Task objective: Please find all lines in the data that hold the string "Global" and copy them.

+++ Data provided +++

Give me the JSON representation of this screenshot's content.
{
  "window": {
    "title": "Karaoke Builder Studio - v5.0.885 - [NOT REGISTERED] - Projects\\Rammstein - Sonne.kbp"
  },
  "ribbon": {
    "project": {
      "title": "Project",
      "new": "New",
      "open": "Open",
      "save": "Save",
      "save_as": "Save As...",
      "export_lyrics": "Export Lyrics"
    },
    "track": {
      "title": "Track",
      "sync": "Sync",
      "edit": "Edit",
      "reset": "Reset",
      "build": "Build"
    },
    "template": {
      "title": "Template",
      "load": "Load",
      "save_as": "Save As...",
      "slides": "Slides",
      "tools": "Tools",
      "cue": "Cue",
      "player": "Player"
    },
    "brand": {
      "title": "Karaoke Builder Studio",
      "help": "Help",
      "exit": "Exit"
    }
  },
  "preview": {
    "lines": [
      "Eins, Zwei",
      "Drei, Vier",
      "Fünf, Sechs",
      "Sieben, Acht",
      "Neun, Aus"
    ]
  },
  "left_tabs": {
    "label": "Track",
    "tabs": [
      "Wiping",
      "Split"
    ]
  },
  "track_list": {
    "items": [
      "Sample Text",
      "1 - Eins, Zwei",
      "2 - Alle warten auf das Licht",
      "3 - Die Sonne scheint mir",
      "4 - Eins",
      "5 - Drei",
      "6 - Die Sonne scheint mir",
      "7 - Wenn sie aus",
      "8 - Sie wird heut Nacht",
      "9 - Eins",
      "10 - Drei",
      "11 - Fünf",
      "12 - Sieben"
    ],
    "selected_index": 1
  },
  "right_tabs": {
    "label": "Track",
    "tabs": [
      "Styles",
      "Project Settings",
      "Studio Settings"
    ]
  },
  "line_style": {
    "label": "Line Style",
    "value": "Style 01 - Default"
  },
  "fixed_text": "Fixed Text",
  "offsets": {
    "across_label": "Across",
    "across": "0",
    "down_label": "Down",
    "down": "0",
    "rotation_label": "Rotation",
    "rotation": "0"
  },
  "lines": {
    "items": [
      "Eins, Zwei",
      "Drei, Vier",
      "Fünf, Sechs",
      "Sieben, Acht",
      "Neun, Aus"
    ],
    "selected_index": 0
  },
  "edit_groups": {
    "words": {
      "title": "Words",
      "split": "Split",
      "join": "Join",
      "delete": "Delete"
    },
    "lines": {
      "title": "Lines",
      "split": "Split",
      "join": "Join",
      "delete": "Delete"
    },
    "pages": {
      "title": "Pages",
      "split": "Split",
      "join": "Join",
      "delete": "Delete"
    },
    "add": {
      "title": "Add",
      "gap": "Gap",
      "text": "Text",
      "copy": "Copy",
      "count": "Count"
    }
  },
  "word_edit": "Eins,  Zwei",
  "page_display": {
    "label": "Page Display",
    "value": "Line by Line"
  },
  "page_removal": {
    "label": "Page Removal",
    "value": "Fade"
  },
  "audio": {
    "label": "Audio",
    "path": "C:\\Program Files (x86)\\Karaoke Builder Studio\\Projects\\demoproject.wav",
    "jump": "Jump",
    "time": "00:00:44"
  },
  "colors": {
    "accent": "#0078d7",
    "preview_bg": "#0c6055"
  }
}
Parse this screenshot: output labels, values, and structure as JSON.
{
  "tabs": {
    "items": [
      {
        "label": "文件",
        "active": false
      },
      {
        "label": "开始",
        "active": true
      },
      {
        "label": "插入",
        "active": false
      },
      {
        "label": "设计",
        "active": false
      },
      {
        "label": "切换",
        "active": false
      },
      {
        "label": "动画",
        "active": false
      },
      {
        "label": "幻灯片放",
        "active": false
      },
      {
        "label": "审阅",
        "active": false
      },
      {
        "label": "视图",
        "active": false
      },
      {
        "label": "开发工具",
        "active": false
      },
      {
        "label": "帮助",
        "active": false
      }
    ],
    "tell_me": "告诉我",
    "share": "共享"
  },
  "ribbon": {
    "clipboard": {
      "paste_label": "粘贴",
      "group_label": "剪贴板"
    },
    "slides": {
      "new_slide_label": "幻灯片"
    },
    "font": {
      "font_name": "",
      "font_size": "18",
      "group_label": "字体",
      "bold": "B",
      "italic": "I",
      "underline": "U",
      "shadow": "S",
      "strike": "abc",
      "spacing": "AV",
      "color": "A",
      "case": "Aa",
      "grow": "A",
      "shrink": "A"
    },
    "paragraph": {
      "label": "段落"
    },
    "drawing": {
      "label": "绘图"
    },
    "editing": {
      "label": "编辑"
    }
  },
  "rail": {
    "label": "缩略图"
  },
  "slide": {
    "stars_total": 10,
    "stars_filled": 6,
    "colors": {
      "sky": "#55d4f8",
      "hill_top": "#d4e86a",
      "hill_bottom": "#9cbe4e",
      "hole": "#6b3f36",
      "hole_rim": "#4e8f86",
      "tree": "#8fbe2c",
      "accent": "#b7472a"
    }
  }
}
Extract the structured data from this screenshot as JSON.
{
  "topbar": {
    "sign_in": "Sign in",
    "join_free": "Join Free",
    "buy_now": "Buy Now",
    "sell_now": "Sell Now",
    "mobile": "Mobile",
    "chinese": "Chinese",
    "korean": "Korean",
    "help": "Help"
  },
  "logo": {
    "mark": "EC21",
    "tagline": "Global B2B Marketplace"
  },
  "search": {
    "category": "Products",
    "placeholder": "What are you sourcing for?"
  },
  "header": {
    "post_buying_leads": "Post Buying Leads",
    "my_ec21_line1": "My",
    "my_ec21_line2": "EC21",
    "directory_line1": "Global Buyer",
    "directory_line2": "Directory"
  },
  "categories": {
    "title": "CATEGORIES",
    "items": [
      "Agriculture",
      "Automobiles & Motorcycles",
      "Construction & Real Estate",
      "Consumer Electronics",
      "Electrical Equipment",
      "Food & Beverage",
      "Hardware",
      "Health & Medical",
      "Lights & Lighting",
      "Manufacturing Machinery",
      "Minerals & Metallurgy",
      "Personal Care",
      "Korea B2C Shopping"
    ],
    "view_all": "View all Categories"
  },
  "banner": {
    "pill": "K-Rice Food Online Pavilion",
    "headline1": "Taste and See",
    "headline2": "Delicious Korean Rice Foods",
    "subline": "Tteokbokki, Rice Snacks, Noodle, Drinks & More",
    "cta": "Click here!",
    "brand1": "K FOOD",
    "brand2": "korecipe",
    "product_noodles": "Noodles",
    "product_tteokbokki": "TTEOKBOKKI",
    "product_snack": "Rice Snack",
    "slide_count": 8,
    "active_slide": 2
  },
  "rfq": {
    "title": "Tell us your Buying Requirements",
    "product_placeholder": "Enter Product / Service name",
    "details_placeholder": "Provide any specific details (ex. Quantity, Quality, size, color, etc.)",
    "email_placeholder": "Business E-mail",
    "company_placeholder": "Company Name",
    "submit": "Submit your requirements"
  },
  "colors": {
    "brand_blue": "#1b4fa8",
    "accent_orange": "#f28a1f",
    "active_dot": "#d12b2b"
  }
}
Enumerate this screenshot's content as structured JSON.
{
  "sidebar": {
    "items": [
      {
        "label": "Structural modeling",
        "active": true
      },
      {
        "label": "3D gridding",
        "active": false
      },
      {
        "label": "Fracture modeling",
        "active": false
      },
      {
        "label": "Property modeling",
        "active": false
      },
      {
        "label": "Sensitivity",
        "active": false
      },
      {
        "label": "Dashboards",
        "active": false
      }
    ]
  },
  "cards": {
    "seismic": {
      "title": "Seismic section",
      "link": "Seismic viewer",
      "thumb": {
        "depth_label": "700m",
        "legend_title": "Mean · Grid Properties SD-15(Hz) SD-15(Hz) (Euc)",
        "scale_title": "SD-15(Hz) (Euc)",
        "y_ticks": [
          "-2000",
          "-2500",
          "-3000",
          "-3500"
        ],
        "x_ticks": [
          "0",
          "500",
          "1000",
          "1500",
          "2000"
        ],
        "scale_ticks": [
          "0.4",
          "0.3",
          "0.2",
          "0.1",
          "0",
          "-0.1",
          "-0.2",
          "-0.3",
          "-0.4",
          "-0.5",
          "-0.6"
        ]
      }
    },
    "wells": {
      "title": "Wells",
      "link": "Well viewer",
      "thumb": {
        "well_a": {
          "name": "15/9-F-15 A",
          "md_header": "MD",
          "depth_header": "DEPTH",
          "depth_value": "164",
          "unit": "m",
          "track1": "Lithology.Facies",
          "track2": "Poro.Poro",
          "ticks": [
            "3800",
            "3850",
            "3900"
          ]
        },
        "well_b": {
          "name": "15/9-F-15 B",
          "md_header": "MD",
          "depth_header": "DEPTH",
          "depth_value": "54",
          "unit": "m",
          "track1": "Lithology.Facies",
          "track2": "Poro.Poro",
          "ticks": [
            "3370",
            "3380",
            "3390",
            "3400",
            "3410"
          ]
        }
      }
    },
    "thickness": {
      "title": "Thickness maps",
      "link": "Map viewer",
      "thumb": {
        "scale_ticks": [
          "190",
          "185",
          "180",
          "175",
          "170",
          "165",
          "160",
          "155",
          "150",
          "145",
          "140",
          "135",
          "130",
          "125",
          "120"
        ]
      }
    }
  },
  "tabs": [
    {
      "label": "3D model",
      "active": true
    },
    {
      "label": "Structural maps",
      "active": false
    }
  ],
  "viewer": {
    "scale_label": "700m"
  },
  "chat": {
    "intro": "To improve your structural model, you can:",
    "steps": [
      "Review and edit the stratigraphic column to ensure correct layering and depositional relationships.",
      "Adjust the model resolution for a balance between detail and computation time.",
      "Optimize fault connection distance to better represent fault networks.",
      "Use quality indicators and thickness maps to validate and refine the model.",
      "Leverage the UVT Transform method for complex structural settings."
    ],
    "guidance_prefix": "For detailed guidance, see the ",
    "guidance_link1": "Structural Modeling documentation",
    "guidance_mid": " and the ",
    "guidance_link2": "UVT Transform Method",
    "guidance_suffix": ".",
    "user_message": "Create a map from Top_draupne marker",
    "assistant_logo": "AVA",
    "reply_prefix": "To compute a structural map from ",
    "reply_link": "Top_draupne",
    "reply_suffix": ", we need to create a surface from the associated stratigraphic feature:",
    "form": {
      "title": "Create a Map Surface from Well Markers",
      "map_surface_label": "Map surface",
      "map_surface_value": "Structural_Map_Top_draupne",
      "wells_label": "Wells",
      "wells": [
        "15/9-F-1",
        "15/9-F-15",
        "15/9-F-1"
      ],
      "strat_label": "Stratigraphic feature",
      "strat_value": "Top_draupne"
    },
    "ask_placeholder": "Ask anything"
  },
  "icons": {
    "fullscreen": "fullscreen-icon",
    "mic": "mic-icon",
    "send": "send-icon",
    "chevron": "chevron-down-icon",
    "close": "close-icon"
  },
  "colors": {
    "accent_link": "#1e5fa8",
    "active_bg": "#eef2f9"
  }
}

+++

Expected answer:
    "tagline": "Global B2B Marketplace"
    "directory_line1": "Global Buyer",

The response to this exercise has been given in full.